## [Given task]
Pull every line containing the word "lang" from the records.

## [Provided entries]
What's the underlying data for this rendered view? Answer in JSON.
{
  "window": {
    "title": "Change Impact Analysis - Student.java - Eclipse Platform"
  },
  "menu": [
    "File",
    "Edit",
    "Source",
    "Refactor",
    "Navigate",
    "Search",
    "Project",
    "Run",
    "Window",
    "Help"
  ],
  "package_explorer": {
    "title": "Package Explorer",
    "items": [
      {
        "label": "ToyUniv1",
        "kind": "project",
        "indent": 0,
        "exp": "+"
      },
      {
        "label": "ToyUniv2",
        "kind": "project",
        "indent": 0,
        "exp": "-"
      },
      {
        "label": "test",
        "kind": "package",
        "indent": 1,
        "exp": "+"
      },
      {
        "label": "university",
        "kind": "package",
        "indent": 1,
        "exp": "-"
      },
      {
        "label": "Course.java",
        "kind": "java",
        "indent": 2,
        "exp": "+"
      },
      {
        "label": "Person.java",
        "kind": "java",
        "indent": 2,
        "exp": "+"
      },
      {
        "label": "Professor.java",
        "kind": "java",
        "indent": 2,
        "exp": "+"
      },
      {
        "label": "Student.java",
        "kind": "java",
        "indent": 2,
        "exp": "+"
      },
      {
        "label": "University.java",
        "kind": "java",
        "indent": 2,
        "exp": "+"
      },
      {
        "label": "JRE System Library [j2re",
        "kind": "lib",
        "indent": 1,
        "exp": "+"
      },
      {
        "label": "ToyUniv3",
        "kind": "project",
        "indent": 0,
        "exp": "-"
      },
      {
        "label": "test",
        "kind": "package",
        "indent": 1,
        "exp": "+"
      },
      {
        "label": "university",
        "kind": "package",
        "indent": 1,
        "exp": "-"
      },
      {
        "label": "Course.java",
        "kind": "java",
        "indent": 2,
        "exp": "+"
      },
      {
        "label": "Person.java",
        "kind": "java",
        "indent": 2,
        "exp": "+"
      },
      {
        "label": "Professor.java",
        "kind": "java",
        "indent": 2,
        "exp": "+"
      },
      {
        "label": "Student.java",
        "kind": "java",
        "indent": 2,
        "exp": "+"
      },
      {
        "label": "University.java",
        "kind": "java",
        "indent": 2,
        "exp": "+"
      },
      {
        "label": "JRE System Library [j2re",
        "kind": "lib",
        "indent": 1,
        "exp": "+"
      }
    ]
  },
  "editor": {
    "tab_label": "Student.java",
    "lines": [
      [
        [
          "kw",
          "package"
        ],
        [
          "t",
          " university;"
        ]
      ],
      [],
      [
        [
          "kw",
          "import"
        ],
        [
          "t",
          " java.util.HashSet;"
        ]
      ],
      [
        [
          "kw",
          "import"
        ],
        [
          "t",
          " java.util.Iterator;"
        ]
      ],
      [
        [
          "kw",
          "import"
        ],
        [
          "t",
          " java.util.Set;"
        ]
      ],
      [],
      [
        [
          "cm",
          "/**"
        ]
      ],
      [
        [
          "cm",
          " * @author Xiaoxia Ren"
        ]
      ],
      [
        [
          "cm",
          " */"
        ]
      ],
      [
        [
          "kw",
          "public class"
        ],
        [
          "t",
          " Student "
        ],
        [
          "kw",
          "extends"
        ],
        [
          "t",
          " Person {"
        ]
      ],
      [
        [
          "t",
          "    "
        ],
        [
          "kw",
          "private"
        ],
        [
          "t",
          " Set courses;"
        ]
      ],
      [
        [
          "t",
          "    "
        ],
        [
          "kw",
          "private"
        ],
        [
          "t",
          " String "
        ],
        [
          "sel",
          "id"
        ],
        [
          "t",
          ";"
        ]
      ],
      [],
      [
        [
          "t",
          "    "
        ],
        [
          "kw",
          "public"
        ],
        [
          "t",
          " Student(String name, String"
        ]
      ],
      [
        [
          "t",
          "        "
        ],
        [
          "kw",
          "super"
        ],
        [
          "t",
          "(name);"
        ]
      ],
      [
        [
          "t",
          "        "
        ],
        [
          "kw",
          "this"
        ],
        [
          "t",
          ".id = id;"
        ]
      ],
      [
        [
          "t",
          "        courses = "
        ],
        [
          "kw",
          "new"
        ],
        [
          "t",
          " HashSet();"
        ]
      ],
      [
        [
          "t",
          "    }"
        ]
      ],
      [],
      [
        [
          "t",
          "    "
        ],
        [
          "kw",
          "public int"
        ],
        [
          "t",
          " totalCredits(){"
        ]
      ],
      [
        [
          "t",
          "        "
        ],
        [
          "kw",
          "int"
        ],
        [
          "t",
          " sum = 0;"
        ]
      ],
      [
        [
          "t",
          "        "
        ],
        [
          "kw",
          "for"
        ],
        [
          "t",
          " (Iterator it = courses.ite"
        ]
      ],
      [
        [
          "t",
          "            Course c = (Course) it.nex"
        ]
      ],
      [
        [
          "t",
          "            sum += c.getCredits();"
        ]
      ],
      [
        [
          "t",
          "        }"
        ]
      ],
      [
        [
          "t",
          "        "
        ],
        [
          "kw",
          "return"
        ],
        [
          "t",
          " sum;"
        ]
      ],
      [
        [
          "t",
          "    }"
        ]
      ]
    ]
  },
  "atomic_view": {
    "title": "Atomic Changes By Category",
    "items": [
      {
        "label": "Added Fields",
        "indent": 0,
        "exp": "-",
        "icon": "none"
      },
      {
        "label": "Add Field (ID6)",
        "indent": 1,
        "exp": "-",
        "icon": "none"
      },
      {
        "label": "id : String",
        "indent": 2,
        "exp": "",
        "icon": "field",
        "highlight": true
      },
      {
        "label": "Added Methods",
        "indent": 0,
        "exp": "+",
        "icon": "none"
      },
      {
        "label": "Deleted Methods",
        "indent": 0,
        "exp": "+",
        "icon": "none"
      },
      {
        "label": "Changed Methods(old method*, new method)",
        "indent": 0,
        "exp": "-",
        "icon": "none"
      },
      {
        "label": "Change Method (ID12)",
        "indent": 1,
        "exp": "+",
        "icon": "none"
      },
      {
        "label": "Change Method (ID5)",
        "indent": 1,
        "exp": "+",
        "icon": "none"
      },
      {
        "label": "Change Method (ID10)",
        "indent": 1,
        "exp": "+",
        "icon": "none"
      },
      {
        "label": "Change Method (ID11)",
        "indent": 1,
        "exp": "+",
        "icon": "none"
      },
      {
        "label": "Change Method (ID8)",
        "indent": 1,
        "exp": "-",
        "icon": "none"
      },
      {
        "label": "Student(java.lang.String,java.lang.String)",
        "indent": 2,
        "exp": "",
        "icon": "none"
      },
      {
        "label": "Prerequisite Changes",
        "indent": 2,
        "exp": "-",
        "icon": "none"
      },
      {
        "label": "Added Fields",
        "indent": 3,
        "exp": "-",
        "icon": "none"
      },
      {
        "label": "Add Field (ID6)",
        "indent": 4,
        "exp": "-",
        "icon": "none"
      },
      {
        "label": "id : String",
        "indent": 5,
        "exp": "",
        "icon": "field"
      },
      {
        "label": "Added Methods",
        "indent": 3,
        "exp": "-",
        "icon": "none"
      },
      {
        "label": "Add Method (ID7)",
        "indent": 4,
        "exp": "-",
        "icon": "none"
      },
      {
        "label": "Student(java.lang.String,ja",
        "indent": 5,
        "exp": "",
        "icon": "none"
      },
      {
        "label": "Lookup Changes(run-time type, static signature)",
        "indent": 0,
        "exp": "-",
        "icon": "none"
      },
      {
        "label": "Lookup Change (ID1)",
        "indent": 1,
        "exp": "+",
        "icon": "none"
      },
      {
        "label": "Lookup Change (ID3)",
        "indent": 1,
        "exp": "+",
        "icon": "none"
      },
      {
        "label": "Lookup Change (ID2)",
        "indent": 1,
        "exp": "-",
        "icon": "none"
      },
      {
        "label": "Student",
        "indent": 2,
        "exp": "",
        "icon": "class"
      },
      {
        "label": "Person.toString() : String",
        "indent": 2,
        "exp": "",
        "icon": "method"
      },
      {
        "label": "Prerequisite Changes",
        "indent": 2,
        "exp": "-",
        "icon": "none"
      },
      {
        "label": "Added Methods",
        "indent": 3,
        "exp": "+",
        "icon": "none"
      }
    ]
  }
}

## [Solution to this task]
        "label": "Student(java.lang.String,java.lang.String)",
        "label": "Student(java.lang.String,ja",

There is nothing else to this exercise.